* begin *
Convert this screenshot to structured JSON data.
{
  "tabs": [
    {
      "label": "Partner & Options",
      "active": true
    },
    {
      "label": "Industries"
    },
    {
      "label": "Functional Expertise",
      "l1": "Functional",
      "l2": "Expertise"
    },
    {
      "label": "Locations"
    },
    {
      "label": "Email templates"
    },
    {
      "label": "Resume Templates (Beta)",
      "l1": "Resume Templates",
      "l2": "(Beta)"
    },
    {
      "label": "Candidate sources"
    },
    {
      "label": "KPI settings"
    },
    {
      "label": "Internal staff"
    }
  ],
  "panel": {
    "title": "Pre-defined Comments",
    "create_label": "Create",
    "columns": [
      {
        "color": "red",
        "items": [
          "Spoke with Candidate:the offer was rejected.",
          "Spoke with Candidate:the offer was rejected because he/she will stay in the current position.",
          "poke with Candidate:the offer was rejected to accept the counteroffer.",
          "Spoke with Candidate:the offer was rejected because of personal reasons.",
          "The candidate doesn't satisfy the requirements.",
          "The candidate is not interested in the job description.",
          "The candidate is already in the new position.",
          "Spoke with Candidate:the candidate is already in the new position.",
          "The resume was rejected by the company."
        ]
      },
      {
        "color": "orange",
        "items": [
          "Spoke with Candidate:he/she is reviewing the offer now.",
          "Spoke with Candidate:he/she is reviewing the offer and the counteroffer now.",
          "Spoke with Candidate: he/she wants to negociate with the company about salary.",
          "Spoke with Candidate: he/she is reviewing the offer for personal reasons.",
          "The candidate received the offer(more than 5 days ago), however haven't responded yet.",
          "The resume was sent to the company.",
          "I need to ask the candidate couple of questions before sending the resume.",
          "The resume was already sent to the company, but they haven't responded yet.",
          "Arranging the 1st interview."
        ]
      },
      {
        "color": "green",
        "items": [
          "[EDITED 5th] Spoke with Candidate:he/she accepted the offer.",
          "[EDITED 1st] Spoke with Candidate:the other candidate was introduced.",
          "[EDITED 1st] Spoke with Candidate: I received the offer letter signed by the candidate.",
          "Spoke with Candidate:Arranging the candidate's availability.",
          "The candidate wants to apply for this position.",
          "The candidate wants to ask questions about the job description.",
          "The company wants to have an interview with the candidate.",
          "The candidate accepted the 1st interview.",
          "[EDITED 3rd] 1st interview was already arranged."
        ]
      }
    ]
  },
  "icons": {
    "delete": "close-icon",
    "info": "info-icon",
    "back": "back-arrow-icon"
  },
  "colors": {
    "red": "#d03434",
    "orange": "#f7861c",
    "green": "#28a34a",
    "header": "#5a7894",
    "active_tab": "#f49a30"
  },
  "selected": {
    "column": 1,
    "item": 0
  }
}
* end *
OBJECTIVE
Retype the data in full and match it exactly.

EXERCISE OUTPUT
Convert this screenshot to structured JSON data.
{
  "tabs": [
    {
      "label": "Partner & Options",
      "active": true
    },
    {
      "label": "Industries"
    },
    {
      "label": "Functional Expertise",
      "l1": "Functional",
      "l2": "Expertise"
    },
    {
      "label": "Locations"
    },
    {
      "label": "Email templates"
    },
    {
      "label": "Resume Templates (Beta)",
      "l1": "Resume Templates",
      "l2": "(Beta)"
    },
    {
      "label": "Candidate sources"
    },
    {
      "label": "KPI settings"
    },
    {
      "label": "Internal staff"
    }
  ],
  "panel": {
    "title": "Pre-defined Comments",
    "create_label": "Create",
    "columns": [
      {
        "color": "red",
        "items": [
          "Spoke with Candidate:the offer was rejected.",
          "Spoke with Candidate:the offer was rejected because he/she will stay in the current position.",
          "poke with Candidate:the offer was rejected to accept the counteroffer.",
          "Spoke with Candidate:the offer was rejected because of personal reasons.",
          "The candidate doesn't satisfy the requirements.",
          "The candidate is not interested in the job description.",
          "The candidate is already in the new position.",
          "Spoke with Candidate:the candidate is already in the new position.",
          "The resume was rejected by the company."
        ]
      },
      {
        "color": "orange",
        "items": [
          "Spoke with Candidate:he/she is reviewing the offer now.",
          "Spoke with Candidate:he/she is reviewing the offer and the counteroffer now.",
          "Spoke with Candidate: he/she wants to negociate with the company about salary.",
          "Spoke with Candidate: he/she is reviewing the offer for personal reasons.",
          "The candidate received the offer(more than 5 days ago), however haven't responded yet.",
          "The resume was sent to the company.",
          "I need to ask the candidate couple of questions before sending the resume.",
          "The resume was already sent to the company, but they haven't responded yet.",
          "Arranging the 1st interview."
        ]
      },
      {
        "color": "green",
        "items": [
          "[EDITED 5th] Spoke with Candidate:he/she accepted the offer.",
          "[EDITED 1st] Spoke with Candidate:the other candidate was introduced.",
          "[EDITED 1st] Spoke with Candidate: I received the offer letter signed by the candidate.",
          "Spoke with Candidate:Arranging the candidate's availability.",
          "The candidate wants to apply for this position.",
          "The candidate wants to ask questions about the job description.",
          "The company wants to have an interview with the candidate.",
          "The candidate accepted the 1st interview.",
          "[EDITED 3rd] 1st interview was already arranged."
        ]
      }
    ]
  },
  "icons": {
    "delete": "close-icon",
    "info": "info-icon",
    "back": "back-arrow-icon"
  },
  "colors": {
    "red": "#d03434",
    "orange": "#f7861c",
    "green": "#28a34a",
    "header": "#5a7894",
    "active_tab": "#f49a30"
  },
  "selected": {
    "column": 1,
    "item": 0
  }
}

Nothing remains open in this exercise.